(Collected data)

○ ○ ○ ○ ○

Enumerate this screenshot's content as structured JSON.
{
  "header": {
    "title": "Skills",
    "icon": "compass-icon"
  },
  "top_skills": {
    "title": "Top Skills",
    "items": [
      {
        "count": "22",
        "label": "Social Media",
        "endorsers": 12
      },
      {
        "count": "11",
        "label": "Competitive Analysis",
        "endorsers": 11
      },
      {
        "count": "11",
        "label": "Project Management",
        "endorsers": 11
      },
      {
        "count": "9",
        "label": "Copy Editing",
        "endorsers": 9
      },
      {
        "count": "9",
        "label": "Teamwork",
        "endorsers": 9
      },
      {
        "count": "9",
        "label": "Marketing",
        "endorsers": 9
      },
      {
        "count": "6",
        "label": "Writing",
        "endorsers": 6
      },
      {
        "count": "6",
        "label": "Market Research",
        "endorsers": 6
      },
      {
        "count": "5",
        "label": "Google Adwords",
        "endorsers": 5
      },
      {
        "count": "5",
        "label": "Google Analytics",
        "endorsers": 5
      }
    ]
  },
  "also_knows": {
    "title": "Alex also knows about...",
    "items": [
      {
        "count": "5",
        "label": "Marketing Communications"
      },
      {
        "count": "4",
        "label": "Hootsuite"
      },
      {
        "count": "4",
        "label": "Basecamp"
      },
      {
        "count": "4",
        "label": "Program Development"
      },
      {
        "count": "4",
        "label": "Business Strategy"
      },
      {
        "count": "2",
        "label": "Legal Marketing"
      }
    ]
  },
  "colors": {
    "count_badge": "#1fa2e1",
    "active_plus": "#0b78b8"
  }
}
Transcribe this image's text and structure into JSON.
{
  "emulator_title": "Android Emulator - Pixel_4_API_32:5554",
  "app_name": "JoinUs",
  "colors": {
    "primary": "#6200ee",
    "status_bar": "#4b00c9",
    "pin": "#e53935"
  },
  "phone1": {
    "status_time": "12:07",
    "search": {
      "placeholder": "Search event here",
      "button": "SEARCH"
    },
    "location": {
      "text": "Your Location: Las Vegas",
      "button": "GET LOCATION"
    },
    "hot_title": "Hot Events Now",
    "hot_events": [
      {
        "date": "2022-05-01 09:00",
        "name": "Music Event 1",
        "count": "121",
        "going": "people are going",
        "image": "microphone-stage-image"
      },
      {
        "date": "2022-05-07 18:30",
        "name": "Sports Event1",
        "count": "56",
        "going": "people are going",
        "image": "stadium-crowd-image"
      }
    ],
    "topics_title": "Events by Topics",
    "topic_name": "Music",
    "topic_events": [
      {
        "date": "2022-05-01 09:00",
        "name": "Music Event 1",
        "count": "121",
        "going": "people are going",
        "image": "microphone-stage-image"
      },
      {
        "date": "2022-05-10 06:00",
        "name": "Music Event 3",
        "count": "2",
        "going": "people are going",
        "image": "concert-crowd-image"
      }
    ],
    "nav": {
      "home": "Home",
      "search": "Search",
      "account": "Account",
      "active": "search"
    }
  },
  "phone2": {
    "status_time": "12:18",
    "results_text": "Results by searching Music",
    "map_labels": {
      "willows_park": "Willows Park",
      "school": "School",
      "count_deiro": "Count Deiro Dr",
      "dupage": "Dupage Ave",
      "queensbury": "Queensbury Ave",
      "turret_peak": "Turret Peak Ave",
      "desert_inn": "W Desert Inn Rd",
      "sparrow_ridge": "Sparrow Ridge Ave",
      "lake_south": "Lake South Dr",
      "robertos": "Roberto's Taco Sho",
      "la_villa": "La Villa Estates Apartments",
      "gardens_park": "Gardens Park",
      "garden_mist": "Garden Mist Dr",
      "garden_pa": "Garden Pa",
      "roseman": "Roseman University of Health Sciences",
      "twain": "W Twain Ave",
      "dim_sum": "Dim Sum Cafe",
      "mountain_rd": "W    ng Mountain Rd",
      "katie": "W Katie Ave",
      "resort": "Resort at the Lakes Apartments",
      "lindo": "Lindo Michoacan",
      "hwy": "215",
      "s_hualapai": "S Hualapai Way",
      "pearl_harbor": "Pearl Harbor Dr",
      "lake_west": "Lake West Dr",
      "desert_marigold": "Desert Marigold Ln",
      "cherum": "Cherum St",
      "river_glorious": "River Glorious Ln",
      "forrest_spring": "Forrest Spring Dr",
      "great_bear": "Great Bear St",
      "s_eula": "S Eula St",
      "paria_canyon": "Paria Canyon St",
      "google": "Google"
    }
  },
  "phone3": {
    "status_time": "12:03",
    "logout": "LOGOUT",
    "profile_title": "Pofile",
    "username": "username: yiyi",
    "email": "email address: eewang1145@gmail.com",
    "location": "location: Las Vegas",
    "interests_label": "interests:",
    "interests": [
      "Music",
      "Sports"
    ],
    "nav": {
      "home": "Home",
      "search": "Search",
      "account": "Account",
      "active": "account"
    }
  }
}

○ ○ ○ ○ ○

[Requirement] Copy all the lines, exactly.

[Answer in full]
Enumerate this screenshot's content as structured JSON.
{
  "header": {
    "title": "Skills",
    "icon": "compass-icon"
  },
  "top_skills": {
    "title": "Top Skills",
    "items": [
      {
        "count": "22",
        "label": "Social Media",
        "endorsers": 12
      },
      {
        "count": "11",
        "label": "Competitive Analysis",
        "endorsers": 11
      },
      {
        "count": "11",
        "label": "Project Management",
        "endorsers": 11
      },
      {
        "count": "9",
        "label": "Copy Editing",
        "endorsers": 9
      },
      {
        "count": "9",
        "label": "Teamwork",
        "endorsers": 9
      },
      {
        "count": "9",
        "label": "Marketing",
        "endorsers": 9
      },
      {
        "count": "6",
        "label": "Writing",
        "endorsers": 6
      },
      {
        "count": "6",
        "label": "Market Research",
        "endorsers": 6
      },
      {
        "count": "5",
        "label": "Google Adwords",
        "endorsers": 5
      },
      {
        "count": "5",
        "label": "Google Analytics",
        "endorsers": 5
      }
    ]
  },
  "also_knows": {
    "title": "Alex also knows about...",
    "items": [
      {
        "count": "5",
        "label": "Marketing Communications"
      },
      {
        "count": "4",
        "label": "Hootsuite"
      },
      {
        "count": "4",
        "label": "Basecamp"
      },
      {
        "count": "4",
        "label": "Program Development"
      },
      {
        "count": "4",
        "label": "Business Strategy"
      },
      {
        "count": "2",
        "label": "Legal Marketing"
      }
    ]
  },
  "colors": {
    "count_badge": "#1fa2e1",
    "active_plus": "#0b78b8"
  }
}
Transcribe this image's text and structure into JSON.
{
  "emulator_title": "Android Emulator - Pixel_4_API_32:5554",
  "app_name": "JoinUs",
  "colors": {
    "primary": "#6200ee",
    "status_bar": "#4b00c9",
    "pin": "#e53935"
  },
  "phone1": {
    "status_time": "12:07",
    "search": {
      "placeholder": "Search event here",
      "button": "SEARCH"
    },
    "location": {
      "text": "Your Location: Las Vegas",
      "button": "GET LOCATION"
    },
    "hot_title": "Hot Events Now",
    "hot_events": [
      {
        "date": "2022-05-01 09:00",
        "name": "Music Event 1",
        "count": "121",
        "going": "people are going",
        "image": "microphone-stage-image"
      },
      {
        "date": "2022-05-07 18:30",
        "name": "Sports Event1",
        "count": "56",
        "going": "people are going",
        "image": "stadium-crowd-image"
      }
    ],
    "topics_title": "Events by Topics",
    "topic_name": "Music",
    "topic_events": [
      {
        "date": "2022-05-01 09:00",
        "name": "Music Event 1",
        "count": "121",
        "going": "people are going",
        "image": "microphone-stage-image"
      },
      {
        "date": "2022-05-10 06:00",
        "name": "Music Event 3",
        "count": "2",
        "going": "people are going",
        "image": "concert-crowd-image"
      }
    ],
    "nav": {
      "home": "Home",
      "search": "Search",
      "account": "Account",
      "active": "search"
    }
  },
  "phone2": {
    "status_time": "12:18",
    "results_text": "Results by searching Music",
    "map_labels": {
      "willows_park": "Willows Park",
      "school": "School",
      "count_deiro": "Count Deiro Dr",
      "dupage": "Dupage Ave",
      "queensbury": "Queensbury Ave",
      "turret_peak": "Turret Peak Ave",
      "desert_inn": "W Desert Inn Rd",
      "sparrow_ridge": "Sparrow Ridge Ave",
      "lake_south": "Lake South Dr",
      "robertos": "Roberto's Taco Sho",
      "la_villa": "La Villa Estates Apartments",
      "gardens_park": "Gardens Park",
      "garden_mist": "Garden Mist Dr",
      "garden_pa": "Garden Pa",
      "roseman": "Roseman University of Health Sciences",
      "twain": "W Twain Ave",
      "dim_sum": "Dim Sum Cafe",
      "mountain_rd": "W    ng Mountain Rd",
      "katie": "W Katie Ave",
      "resort": "Resort at the Lakes Apartments",
      "lindo": "Lindo Michoacan",
      "hwy": "215",
      "s_hualapai": "S Hualapai Way",
      "pearl_harbor": "Pearl Harbor Dr",
      "lake_west": "Lake West Dr",
      "desert_marigold": "Desert Marigold Ln",
      "cherum": "Cherum St",
      "river_glorious": "River Glorious Ln",
      "forrest_spring": "Forrest Spring Dr",
      "great_bear": "Great Bear St",
      "s_eula": "S Eula St",
      "paria_canyon": "Paria Canyon St",
      "google": "Google"
    }
  },
  "phone3": {
    "status_time": "12:03",
    "logout": "LOGOUT",
    "profile_title": "Pofile",
    "username": "username: yiyi",
    "email": "email address: eewang1145@gmail.com",
    "location": "location: Las Vegas",
    "interests_label": "interests:",
    "interests": [
      "Music",
      "Sports"
    ],
    "nav": {
      "home": "Home",
      "search": "Search",
      "account": "Account",
      "active": "account"
    }
  }
}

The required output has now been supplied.